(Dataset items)
☆ ☆ ☆ ☆ ☆
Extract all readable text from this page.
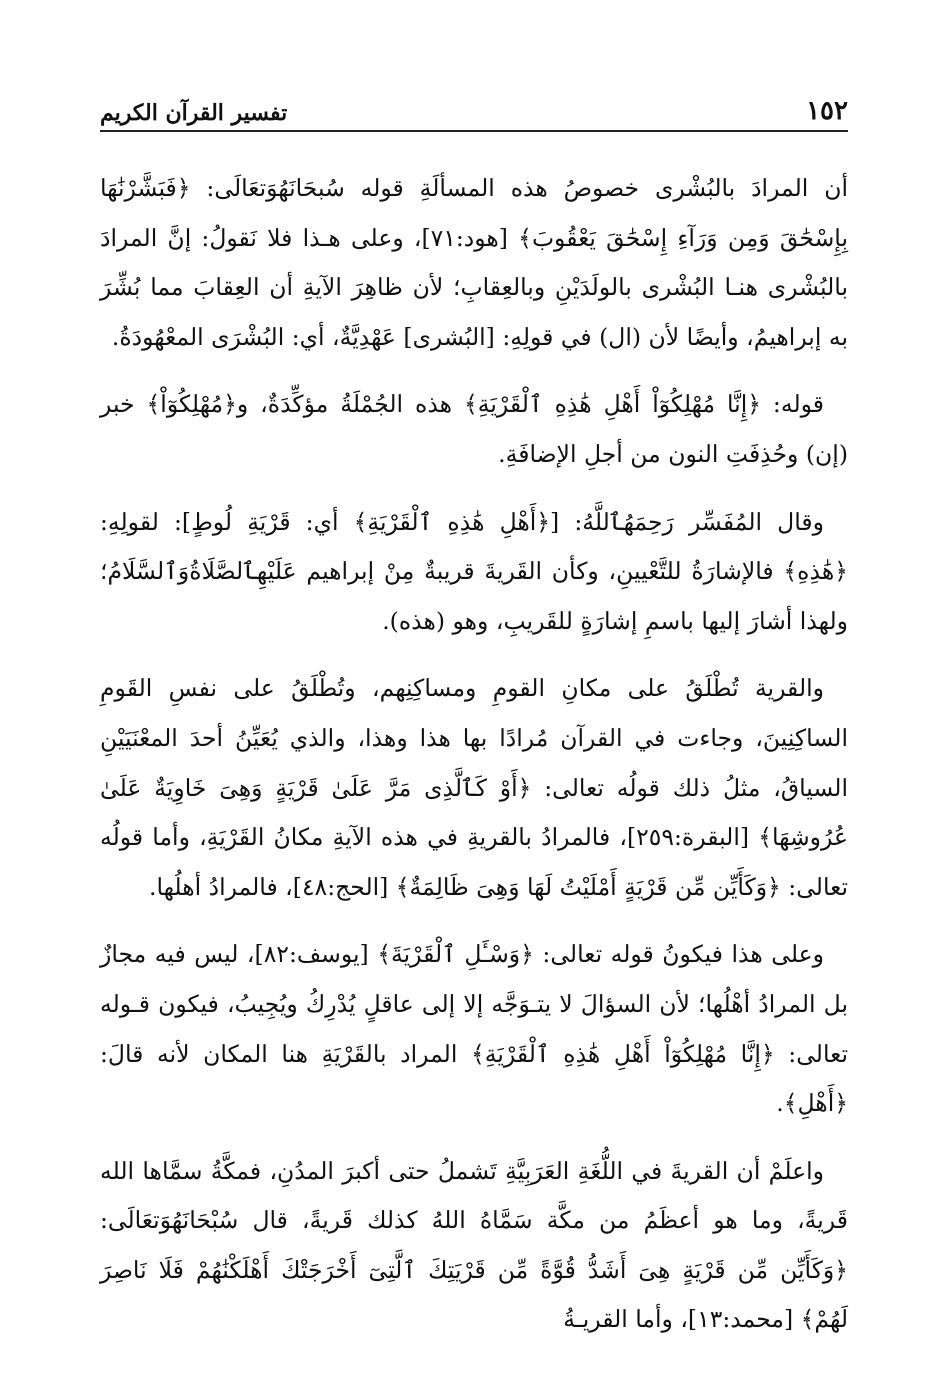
١٥٢
تفسير القرآن الكريم

أن المرادَ بالبُشْرى خصوصُ هذه المسألَةِ قوله سُبحَانَهُوَتعَالَى: ﴿فَبَشَّرْنَٰهَا بِإِسْحَٰقَ وَمِن وَرَآءِ إِسْحَٰقَ يَعْقُوبَ﴾ [هود:٧١]، وعلى هـذا فلا نَقولُ: إنَّ المرادَ بالبُشْرى هنـا البُشْرى بالولَدَيْنِ وبالعِقابِ؛ لأن ظاهِرَ الآيةِ أن العِقابَ مما بُشِّرَ به إبراهيمُ، وأيضًا لأن (ال) في قولِهِ: [البُشرى] عَهْدِيَّةٌ، أي: البُشْرَى المعْهُودَةُ.

قوله: ﴿إِنَّا مُهْلِكُوٓاْ أَهْلِ هَٰذِهِ ٱلْقَرْيَةِ﴾ هذه الجُمْلَةُ مؤكِّدَةٌ، و﴿مُهْلِكُوٓاْ﴾ خبر (إن) وحُذِفَتِ النون من أجلِ الإضافَةِ.

وقال المُفَسِّر رَحِمَهُٱللَّهُ: [﴿أَهْلِ هَٰذِهِ ٱلْقَرْيَةِ﴾ أي: قَرْيَةِ لُوطٍ]: لقولِهِ: ﴿هَٰذِهِ﴾ فالإشارَةُ للتَّعْيينِ، وكأن القَريةَ قريبةٌ مِنْ إبراهيم عَلَيْهِٱلصَّلَاةُوَٱلسَّلَامُ؛ ولهذا أشارَ إليها باسمِ إشارَةٍ للقَريبِ، وهو (هذه).

والقرية تُطْلَقُ على مكانِ القومِ ومساكِنِهم، وتُطْلَقُ على نفسِ القَومِ الساكِنِينَ، وجاءت في القرآن مُرادًا بها هذا وهذا، والذي يُعَيِّنُ أحدَ المعْنَيَيْنِ السياقُ، مثلُ ذلك قولُه تعالى: ﴿أَوْ كَٱلَّذِى مَرَّ عَلَىٰ قَرْيَةٍ وَهِىَ خَاوِيَةٌ عَلَىٰ عُرُوشِهَا﴾ [البقرة:٢٥٩]، فالمرادُ بالقريةِ في هذه الآيةِ مكانُ القَرْيَةِ، وأما قولُه تعالى: ﴿وَكَأَيِّن مِّن قَرْيَةٍ أَمْلَيْتُ لَهَا وَهِىَ ظَالِمَةٌ﴾ [الحج:٤٨]، فالمرادُ أهلُها.

وعلى هذا فيكونُ قوله تعالى: ﴿وَسْـَٔلِ ٱلْقَرْيَةَ﴾ [يوسف:٨٢]، ليس فيه مجازٌ بل المرادُ أهْلُها؛ لأن السؤالَ لا يتـوَجَّه إلا إلى عاقلٍ يُدْرِكُ ويُجِيبُ، فيكون قـوله تعالى: ﴿إِنَّا مُهْلِكُوٓاْ أَهْلِ هَٰذِهِ ٱلْقَرْيَةِ﴾ المراد بالقَرْيَةِ هنا المكان لأنه قالَ: ﴿أَهْلِ﴾.

واعلَمْ أن القريةَ في اللُّغَةِ العَرَبِيَّةِ تَشملُ حتى أكبرَ المدُنِ، فمكَّةُ سمَّاها الله قَريةً، وما هو أعظَمُ من مكَّة سَمَّاهُ اللهُ كذلك قَريةً، قال سُبْحَانَهُوَتعَالَى: ﴿وَكَأَيِّن مِّن قَرْيَةٍ هِىَ أَشَدُّ قُوَّةً مِّن قَرْيَتِكَ ٱلَّتِىٓ أَخْرَجَتْكَ أَهْلَكْنَٰهُمْ فَلَا نَاصِرَ لَهُمْ﴾ [محمد:١٣]، وأما القريـةُ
☆ ☆ ☆ ☆ ☆
## Problem
Write every record out again exactly; no pictures belong in the copy.

## Output for this task
Extract all readable text from this page.
١٥٢
تفسير القرآن الكريم

أن المرادَ بالبُشْرى خصوصُ هذه المسألَةِ قوله سُبحَانَهُوَتعَالَى: ﴿فَبَشَّرْنَٰهَا بِإِسْحَٰقَ وَمِن وَرَآءِ إِسْحَٰقَ يَعْقُوبَ﴾ [هود:٧١]، وعلى هـذا فلا نَقولُ: إنَّ المرادَ بالبُشْرى هنـا البُشْرى بالولَدَيْنِ وبالعِقابِ؛ لأن ظاهِرَ الآيةِ أن العِقابَ مما بُشِّرَ به إبراهيمُ، وأيضًا لأن (ال) في قولِهِ: [البُشرى] عَهْدِيَّةٌ، أي: البُشْرَى المعْهُودَةُ.

قوله: ﴿إِنَّا مُهْلِكُوٓاْ أَهْلِ هَٰذِهِ ٱلْقَرْيَةِ﴾ هذه الجُمْلَةُ مؤكِّدَةٌ، و﴿مُهْلِكُوٓاْ﴾ خبر (إن) وحُذِفَتِ النون من أجلِ الإضافَةِ.

وقال المُفَسِّر رَحِمَهُٱللَّهُ: [﴿أَهْلِ هَٰذِهِ ٱلْقَرْيَةِ﴾ أي: قَرْيَةِ لُوطٍ]: لقولِهِ: ﴿هَٰذِهِ﴾ فالإشارَةُ للتَّعْيينِ، وكأن القَريةَ قريبةٌ مِنْ إبراهيم عَلَيْهِٱلصَّلَاةُوَٱلسَّلَامُ؛ ولهذا أشارَ إليها باسمِ إشارَةٍ للقَريبِ، وهو (هذه).

والقرية تُطْلَقُ على مكانِ القومِ ومساكِنِهم، وتُطْلَقُ على نفسِ القَومِ الساكِنِينَ، وجاءت في القرآن مُرادًا بها هذا وهذا، والذي يُعَيِّنُ أحدَ المعْنَيَيْنِ السياقُ، مثلُ ذلك قولُه تعالى: ﴿أَوْ كَٱلَّذِى مَرَّ عَلَىٰ قَرْيَةٍ وَهِىَ خَاوِيَةٌ عَلَىٰ عُرُوشِهَا﴾ [البقرة:٢٥٩]، فالمرادُ بالقريةِ في هذه الآيةِ مكانُ القَرْيَةِ، وأما قولُه تعالى: ﴿وَكَأَيِّن مِّن قَرْيَةٍ أَمْلَيْتُ لَهَا وَهِىَ ظَالِمَةٌ﴾ [الحج:٤٨]، فالمرادُ أهلُها.

وعلى هذا فيكونُ قوله تعالى: ﴿وَسْـَٔلِ ٱلْقَرْيَةَ﴾ [يوسف:٨٢]، ليس فيه مجازٌ بل المرادُ أهْلُها؛ لأن السؤالَ لا يتـوَجَّه إلا إلى عاقلٍ يُدْرِكُ ويُجِيبُ، فيكون قـوله تعالى: ﴿إِنَّا مُهْلِكُوٓاْ أَهْلِ هَٰذِهِ ٱلْقَرْيَةِ﴾ المراد بالقَرْيَةِ هنا المكان لأنه قالَ: ﴿أَهْلِ﴾.

واعلَمْ أن القريةَ في اللُّغَةِ العَرَبِيَّةِ تَشملُ حتى أكبرَ المدُنِ، فمكَّةُ سمَّاها الله قَريةً، وما هو أعظَمُ من مكَّة سَمَّاهُ اللهُ كذلك قَريةً، قال سُبْحَانَهُوَتعَالَى: ﴿وَكَأَيِّن مِّن قَرْيَةٍ هِىَ أَشَدُّ قُوَّةً مِّن قَرْيَتِكَ ٱلَّتِىٓ أَخْرَجَتْكَ أَهْلَكْنَٰهُمْ فَلَا نَاصِرَ لَهُمْ﴾ [محمد:١٣]، وأما القريـةُ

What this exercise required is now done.